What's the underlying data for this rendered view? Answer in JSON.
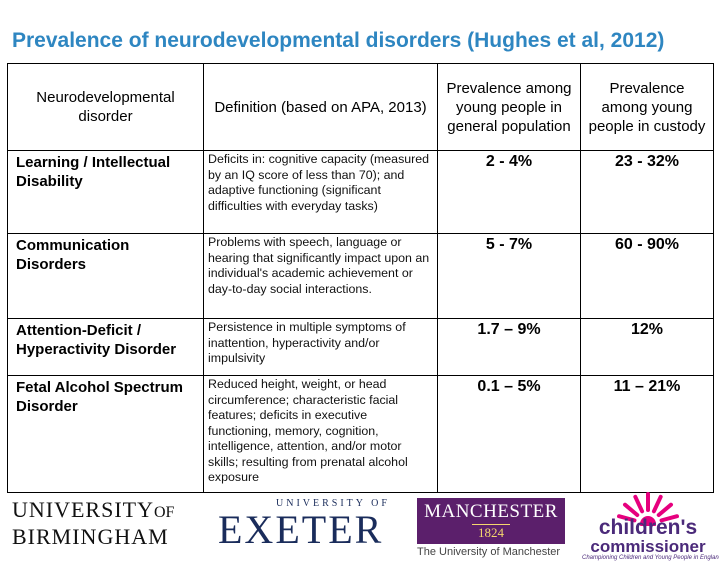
{
  "title": "Prevalence of neurodevelopmental disorders  (Hughes et al, 2012)",
  "table": {
    "headers": [
      "Neurodevelopmental disorder",
      "Definition (based on APA, 2013)",
      "Prevalence among young people in general population",
      "Prevalence among young people in custody"
    ],
    "rows": [
      {
        "disorder": "Learning / Intellectual Disability",
        "definition": "Deficits in: cognitive capacity (measured by an IQ score of less than 70); and adaptive functioning (significant difficulties with everyday tasks)",
        "general": "2 - 4%",
        "custody": "23 - 32%"
      },
      {
        "disorder": "Communication Disorders",
        "definition": "Problems with speech, language or hearing that significantly impact upon an individual's academic achievement or day-to-day social interactions.",
        "general": "5 - 7%",
        "custody": "60 - 90%"
      },
      {
        "disorder": "Attention-Deficit / Hyperactivity Disorder",
        "definition": "Persistence in multiple symptoms of inattention, hyperactivity and/or impulsivity",
        "general": "1.7 – 9%",
        "custody": "12%"
      },
      {
        "disorder": "Fetal Alcohol Spectrum Disorder",
        "definition": "Reduced height, weight, or head circumference; characteristic facial features; deficits in executive functioning, memory, cognition, intelligence, attention, and/or motor skills; resulting from prenatal alcohol exposure",
        "general": "0.1 – 5%",
        "custody": "11 – 21%"
      }
    ]
  },
  "logos": {
    "birmingham": {
      "line1": "UNIVERSITY",
      "of": "OF",
      "line2": "BIRMINGHAM"
    },
    "exeter": {
      "small": "UNIVERSITY OF",
      "big": "EXETER"
    },
    "manchester": {
      "name": "MANCHESTER",
      "year": "1824",
      "sub": "The University of Manchester",
      "color": "#5b1f6b"
    },
    "commissioner": {
      "line1": "children's",
      "line2": "commissioner",
      "tagline": "Championing Children and Young People in England"
    }
  },
  "colors": {
    "title": "#2e86c1"
  }
}
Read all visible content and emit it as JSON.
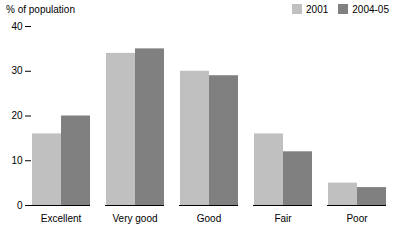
____________________
#### What you need to do:
Make an exact copy of all the material, but keep the pictures out of it.

#### Correct output:
What's the underlying data for this rendered view? Answer in JSON.
{
  "title": "Prevalence of neurodevelopmental disorders  (Hughes et al, 2012)",
  "table": {
    "headers": [
      "Neurodevelopmental disorder",
      "Definition (based on APA, 2013)",
      "Prevalence among young people in general population",
      "Prevalence among young people in custody"
    ],
    "rows": [
      {
        "disorder": "Learning / Intellectual Disability",
        "definition": "Deficits in: cognitive capacity (measured by an IQ score of less than 70); and adaptive functioning (significant difficulties with everyday tasks)",
        "general": "2 - 4%",
        "custody": "23 - 32%"
      },
      {
        "disorder": "Communication Disorders",
        "definition": "Problems with speech, language or hearing that significantly impact upon an individual's academic achievement or day-to-day social interactions.",
        "general": "5 - 7%",
        "custody": "60 - 90%"
      },
      {
        "disorder": "Attention-Deficit / Hyperactivity Disorder",
        "definition": "Persistence in multiple symptoms of inattention, hyperactivity and/or impulsivity",
        "general": "1.7 – 9%",
        "custody": "12%"
      },
      {
        "disorder": "Fetal Alcohol Spectrum Disorder",
        "definition": "Reduced height, weight, or head circumference; characteristic facial features; deficits in executive functioning, memory, cognition, intelligence, attention, and/or motor skills; resulting from prenatal alcohol exposure",
        "general": "0.1 – 5%",
        "custody": "11 – 21%"
      }
    ]
  },
  "logos": {
    "birmingham": {
      "line1": "UNIVERSITY",
      "of": "OF",
      "line2": "BIRMINGHAM"
    },
    "exeter": {
      "small": "UNIVERSITY OF",
      "big": "EXETER"
    },
    "manchester": {
      "name": "MANCHESTER",
      "year": "1824",
      "sub": "The University of Manchester",
      "color": "#5b1f6b"
    },
    "commissioner": {
      "line1": "children's",
      "line2": "commissioner",
      "tagline": "Championing Children and Young People in England"
    }
  },
  "colors": {
    "title": "#2e86c1"
  }
}
Read all visible content and emit it as JSON.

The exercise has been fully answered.